### [The task]
Restate the complete material exactly.

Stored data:

-----

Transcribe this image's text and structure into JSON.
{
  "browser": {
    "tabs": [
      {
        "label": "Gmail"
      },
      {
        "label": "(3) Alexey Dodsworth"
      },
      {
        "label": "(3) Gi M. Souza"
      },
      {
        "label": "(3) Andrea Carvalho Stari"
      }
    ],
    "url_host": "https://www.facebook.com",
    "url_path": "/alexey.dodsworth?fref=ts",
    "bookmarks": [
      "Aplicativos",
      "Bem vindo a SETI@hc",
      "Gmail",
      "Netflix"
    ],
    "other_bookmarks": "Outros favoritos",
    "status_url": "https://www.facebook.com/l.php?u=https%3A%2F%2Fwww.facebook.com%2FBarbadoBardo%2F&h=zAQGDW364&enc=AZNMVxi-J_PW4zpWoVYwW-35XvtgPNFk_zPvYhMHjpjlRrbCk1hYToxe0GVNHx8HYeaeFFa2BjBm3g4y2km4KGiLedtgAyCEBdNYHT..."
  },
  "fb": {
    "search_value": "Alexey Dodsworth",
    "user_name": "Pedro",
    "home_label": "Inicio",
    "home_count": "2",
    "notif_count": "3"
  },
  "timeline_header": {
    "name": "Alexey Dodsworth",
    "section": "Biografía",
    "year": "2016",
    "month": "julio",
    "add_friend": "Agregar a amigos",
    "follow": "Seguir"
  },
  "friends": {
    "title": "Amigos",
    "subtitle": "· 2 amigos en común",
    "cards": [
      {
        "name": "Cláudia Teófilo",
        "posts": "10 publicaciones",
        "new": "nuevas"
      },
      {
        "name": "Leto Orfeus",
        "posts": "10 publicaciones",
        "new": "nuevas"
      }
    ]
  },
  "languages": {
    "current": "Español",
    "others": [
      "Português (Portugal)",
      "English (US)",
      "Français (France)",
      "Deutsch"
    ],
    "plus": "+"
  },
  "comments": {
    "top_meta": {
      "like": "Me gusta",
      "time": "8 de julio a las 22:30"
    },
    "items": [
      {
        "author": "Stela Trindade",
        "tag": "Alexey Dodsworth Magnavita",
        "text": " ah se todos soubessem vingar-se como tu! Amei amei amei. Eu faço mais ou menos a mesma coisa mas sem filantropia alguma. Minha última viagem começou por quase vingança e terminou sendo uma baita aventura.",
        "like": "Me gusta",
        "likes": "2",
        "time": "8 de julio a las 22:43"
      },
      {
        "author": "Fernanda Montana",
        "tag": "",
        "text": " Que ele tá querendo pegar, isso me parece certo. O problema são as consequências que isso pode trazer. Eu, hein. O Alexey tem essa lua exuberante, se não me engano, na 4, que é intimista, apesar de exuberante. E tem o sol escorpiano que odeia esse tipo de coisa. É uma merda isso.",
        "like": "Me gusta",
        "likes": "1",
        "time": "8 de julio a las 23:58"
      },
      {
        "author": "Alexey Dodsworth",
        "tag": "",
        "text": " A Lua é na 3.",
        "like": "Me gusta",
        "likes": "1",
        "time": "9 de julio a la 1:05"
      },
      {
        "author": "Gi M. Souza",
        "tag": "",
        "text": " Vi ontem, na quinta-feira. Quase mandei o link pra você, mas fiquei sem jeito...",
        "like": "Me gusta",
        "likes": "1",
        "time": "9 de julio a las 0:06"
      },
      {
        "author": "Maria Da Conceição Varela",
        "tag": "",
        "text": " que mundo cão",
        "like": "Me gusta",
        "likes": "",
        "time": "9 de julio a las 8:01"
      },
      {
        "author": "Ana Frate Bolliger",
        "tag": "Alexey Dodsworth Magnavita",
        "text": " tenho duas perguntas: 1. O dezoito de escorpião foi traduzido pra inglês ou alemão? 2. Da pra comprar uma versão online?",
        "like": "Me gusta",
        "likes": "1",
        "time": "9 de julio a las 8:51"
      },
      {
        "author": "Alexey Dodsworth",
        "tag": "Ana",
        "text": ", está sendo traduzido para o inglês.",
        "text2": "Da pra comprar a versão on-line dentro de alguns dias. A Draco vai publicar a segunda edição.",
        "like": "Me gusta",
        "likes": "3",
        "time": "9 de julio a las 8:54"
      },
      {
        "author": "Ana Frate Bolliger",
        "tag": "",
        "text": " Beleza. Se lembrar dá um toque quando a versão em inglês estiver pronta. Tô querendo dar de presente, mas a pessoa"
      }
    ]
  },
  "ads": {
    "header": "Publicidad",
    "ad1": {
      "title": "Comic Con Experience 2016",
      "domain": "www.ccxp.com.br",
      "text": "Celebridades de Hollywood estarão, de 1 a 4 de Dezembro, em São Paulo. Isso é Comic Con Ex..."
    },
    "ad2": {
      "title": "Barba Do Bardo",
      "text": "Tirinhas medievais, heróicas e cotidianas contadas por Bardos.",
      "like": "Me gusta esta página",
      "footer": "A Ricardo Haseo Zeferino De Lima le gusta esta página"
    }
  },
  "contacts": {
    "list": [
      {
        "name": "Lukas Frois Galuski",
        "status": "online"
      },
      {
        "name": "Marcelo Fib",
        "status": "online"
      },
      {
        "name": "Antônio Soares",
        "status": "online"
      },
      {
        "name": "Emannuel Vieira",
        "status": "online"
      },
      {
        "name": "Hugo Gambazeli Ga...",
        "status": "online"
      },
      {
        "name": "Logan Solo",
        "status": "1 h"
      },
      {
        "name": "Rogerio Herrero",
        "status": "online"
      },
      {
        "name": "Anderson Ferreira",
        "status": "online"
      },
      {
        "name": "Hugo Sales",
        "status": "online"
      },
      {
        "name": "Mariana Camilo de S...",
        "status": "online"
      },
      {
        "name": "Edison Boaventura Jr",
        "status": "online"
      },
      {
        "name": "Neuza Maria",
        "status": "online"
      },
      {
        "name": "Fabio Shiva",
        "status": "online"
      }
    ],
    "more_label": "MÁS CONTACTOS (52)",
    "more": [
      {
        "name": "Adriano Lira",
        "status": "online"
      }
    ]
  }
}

-----

### [Solution to this problem]
Transcribe this image's text and structure into JSON.
{
  "browser": {
    "tabs": [
      {
        "label": "Gmail"
      },
      {
        "label": "(3) Alexey Dodsworth"
      },
      {
        "label": "(3) Gi M. Souza"
      },
      {
        "label": "(3) Andrea Carvalho Stari"
      }
    ],
    "url_host": "https://www.facebook.com",
    "url_path": "/alexey.dodsworth?fref=ts",
    "bookmarks": [
      "Aplicativos",
      "Bem vindo a SETI@hc",
      "Gmail",
      "Netflix"
    ],
    "other_bookmarks": "Outros favoritos",
    "status_url": "https://www.facebook.com/l.php?u=https%3A%2F%2Fwww.facebook.com%2FBarbadoBardo%2F&h=zAQGDW364&enc=AZNMVxi-J_PW4zpWoVYwW-35XvtgPNFk_zPvYhMHjpjlRrbCk1hYToxe0GVNHx8HYeaeFFa2BjBm3g4y2km4KGiLedtgAyCEBdNYHT..."
  },
  "fb": {
    "search_value": "Alexey Dodsworth",
    "user_name": "Pedro",
    "home_label": "Inicio",
    "home_count": "2",
    "notif_count": "3"
  },
  "timeline_header": {
    "name": "Alexey Dodsworth",
    "section": "Biografía",
    "year": "2016",
    "month": "julio",
    "add_friend": "Agregar a amigos",
    "follow": "Seguir"
  },
  "friends": {
    "title": "Amigos",
    "subtitle": "· 2 amigos en común",
    "cards": [
      {
        "name": "Cláudia Teófilo",
        "posts": "10 publicaciones",
        "new": "nuevas"
      },
      {
        "name": "Leto Orfeus",
        "posts": "10 publicaciones",
        "new": "nuevas"
      }
    ]
  },
  "languages": {
    "current": "Español",
    "others": [
      "Português (Portugal)",
      "English (US)",
      "Français (France)",
      "Deutsch"
    ],
    "plus": "+"
  },
  "comments": {
    "top_meta": {
      "like": "Me gusta",
      "time": "8 de julio a las 22:30"
    },
    "items": [
      {
        "author": "Stela Trindade",
        "tag": "Alexey Dodsworth Magnavita",
        "text": " ah se todos soubessem vingar-se como tu! Amei amei amei. Eu faço mais ou menos a mesma coisa mas sem filantropia alguma. Minha última viagem começou por quase vingança e terminou sendo uma baita aventura.",
        "like": "Me gusta",
        "likes": "2",
        "time": "8 de julio a las 22:43"
      },
      {
        "author": "Fernanda Montana",
        "tag": "",
        "text": " Que ele tá querendo pegar, isso me parece certo. O problema são as consequências que isso pode trazer. Eu, hein. O Alexey tem essa lua exuberante, se não me engano, na 4, que é intimista, apesar de exuberante. E tem o sol escorpiano que odeia esse tipo de coisa. É uma merda isso.",
        "like": "Me gusta",
        "likes": "1",
        "time": "8 de julio a las 23:58"
      },
      {
        "author": "Alexey Dodsworth",
        "tag": "",
        "text": " A Lua é na 3.",
        "like": "Me gusta",
        "likes": "1",
        "time": "9 de julio a la 1:05"
      },
      {
        "author": "Gi M. Souza",
        "tag": "",
        "text": " Vi ontem, na quinta-feira. Quase mandei o link pra você, mas fiquei sem jeito...",
        "like": "Me gusta",
        "likes": "1",
        "time": "9 de julio a las 0:06"
      },
      {
        "author": "Maria Da Conceição Varela",
        "tag": "",
        "text": " que mundo cão",
        "like": "Me gusta",
        "likes": "",
        "time": "9 de julio a las 8:01"
      },
      {
        "author": "Ana Frate Bolliger",
        "tag": "Alexey Dodsworth Magnavita",
        "text": " tenho duas perguntas: 1. O dezoito de escorpião foi traduzido pra inglês ou alemão? 2. Da pra comprar uma versão online?",
        "like": "Me gusta",
        "likes": "1",
        "time": "9 de julio a las 8:51"
      },
      {
        "author": "Alexey Dodsworth",
        "tag": "Ana",
        "text": ", está sendo traduzido para o inglês.",
        "text2": "Da pra comprar a versão on-line dentro de alguns dias. A Draco vai publicar a segunda edição.",
        "like": "Me gusta",
        "likes": "3",
        "time": "9 de julio a las 8:54"
      },
      {
        "author": "Ana Frate Bolliger",
        "tag": "",
        "text": " Beleza. Se lembrar dá um toque quando a versão em inglês estiver pronta. Tô querendo dar de presente, mas a pessoa"
      }
    ]
  },
  "ads": {
    "header": "Publicidad",
    "ad1": {
      "title": "Comic Con Experience 2016",
      "domain": "www.ccxp.com.br",
      "text": "Celebridades de Hollywood estarão, de 1 a 4 de Dezembro, em São Paulo. Isso é Comic Con Ex..."
    },
    "ad2": {
      "title": "Barba Do Bardo",
      "text": "Tirinhas medievais, heróicas e cotidianas contadas por Bardos.",
      "like": "Me gusta esta página",
      "footer": "A Ricardo Haseo Zeferino De Lima le gusta esta página"
    }
  },
  "contacts": {
    "list": [
      {
        "name": "Lukas Frois Galuski",
        "status": "online"
      },
      {
        "name": "Marcelo Fib",
        "status": "online"
      },
      {
        "name": "Antônio Soares",
        "status": "online"
      },
      {
        "name": "Emannuel Vieira",
        "status": "online"
      },
      {
        "name": "Hugo Gambazeli Ga...",
        "status": "online"
      },
      {
        "name": "Logan Solo",
        "status": "1 h"
      },
      {
        "name": "Rogerio Herrero",
        "status": "online"
      },
      {
        "name": "Anderson Ferreira",
        "status": "online"
      },
      {
        "name": "Hugo Sales",
        "status": "online"
      },
      {
        "name": "Mariana Camilo de S...",
        "status": "online"
      },
      {
        "name": "Edison Boaventura Jr",
        "status": "online"
      },
      {
        "name": "Neuza Maria",
        "status": "online"
      },
      {
        "name": "Fabio Shiva",
        "status": "online"
      }
    ],
    "more_label": "MÁS CONTACTOS (52)",
    "more": [
      {
        "name": "Adriano Lira",
        "status": "online"
      }
    ]
  }
}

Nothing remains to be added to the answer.